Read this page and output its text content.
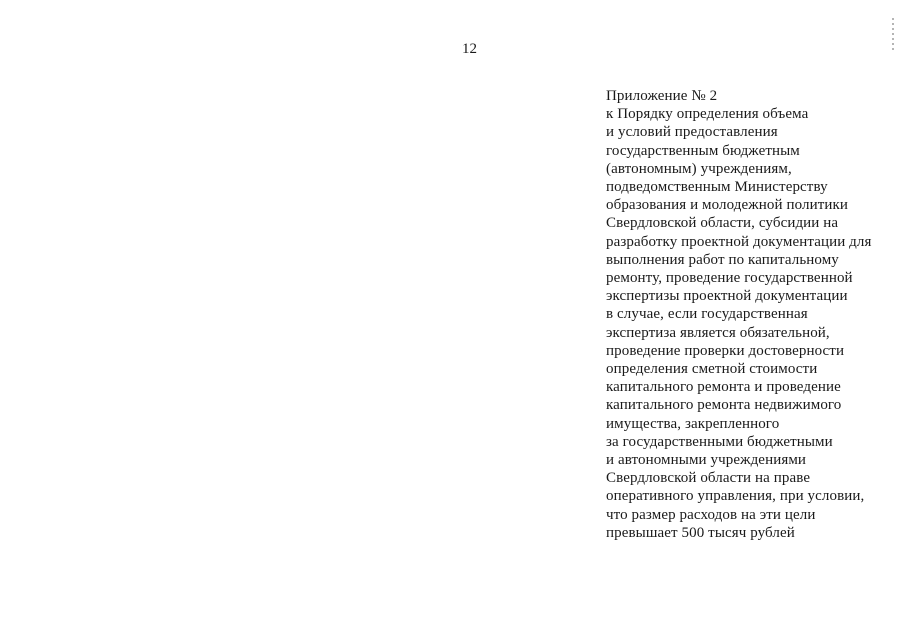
12
Приложение № 2
к Порядку определения объема
и условий предоставления
государственным бюджетным
(автономным) учреждениям,
подведомственным Министерству
образования и молодежной политики
Свердловской области, субсидии на
разработку проектной документации для
выполнения работ по капитальному
ремонту, проведение государственной
экспертизы проектной документации
в случае, если государственная
экспертиза является обязательной,
проведение проверки достоверности
определения сметной стоимости
капитального ремонта и проведение
капитального ремонта недвижимого
имущества, закрепленного
за государственными бюджетными
и автономными учреждениями
Свердловской области на праве
оперативного управления, при условии,
что размер расходов на эти цели
превышает 500 тысяч рублей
=====
Your task:
Copy all the data exactly as written, but skip any picture.

Output:
Read this page and output its text content.
12
Приложение № 2
к Порядку определения объема
и условий предоставления
государственным бюджетным
(автономным) учреждениям,
подведомственным Министерству
образования и молодежной политики
Свердловской области, субсидии на
разработку проектной документации для
выполнения работ по капитальному
ремонту, проведение государственной
экспертизы проектной документации
в случае, если государственная
экспертиза является обязательной,
проведение проверки достоверности
определения сметной стоимости
капитального ремонта и проведение
капитального ремонта недвижимого
имущества, закрепленного
за государственными бюджетными
и автономными учреждениями
Свердловской области на праве
оперативного управления, при условии,
что размер расходов на эти цели
превышает 500 тысяч рублей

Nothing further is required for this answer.